_Source data_.
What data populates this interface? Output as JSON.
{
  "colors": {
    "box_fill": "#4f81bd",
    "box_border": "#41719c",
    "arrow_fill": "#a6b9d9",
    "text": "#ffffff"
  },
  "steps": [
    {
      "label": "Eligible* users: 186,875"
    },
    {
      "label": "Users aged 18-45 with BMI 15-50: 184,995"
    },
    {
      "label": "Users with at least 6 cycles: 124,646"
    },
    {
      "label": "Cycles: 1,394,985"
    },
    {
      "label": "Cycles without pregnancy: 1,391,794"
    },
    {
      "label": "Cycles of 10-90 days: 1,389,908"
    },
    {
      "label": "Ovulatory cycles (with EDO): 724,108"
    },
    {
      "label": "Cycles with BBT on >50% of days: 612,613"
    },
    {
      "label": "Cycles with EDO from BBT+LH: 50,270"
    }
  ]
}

_What the task requires_.
Quote every line of the data, word for word.

_Response to the exercise_.
What data populates this interface? Output as JSON.
{
  "colors": {
    "box_fill": "#4f81bd",
    "box_border": "#41719c",
    "arrow_fill": "#a6b9d9",
    "text": "#ffffff"
  },
  "steps": [
    {
      "label": "Eligible* users: 186,875"
    },
    {
      "label": "Users aged 18-45 with BMI 15-50: 184,995"
    },
    {
      "label": "Users with at least 6 cycles: 124,646"
    },
    {
      "label": "Cycles: 1,394,985"
    },
    {
      "label": "Cycles without pregnancy: 1,391,794"
    },
    {
      "label": "Cycles of 10-90 days: 1,389,908"
    },
    {
      "label": "Ovulatory cycles (with EDO): 724,108"
    },
    {
      "label": "Cycles with BBT on >50% of days: 612,613"
    },
    {
      "label": "Cycles with EDO from BBT+LH: 50,270"
    }
  ]
}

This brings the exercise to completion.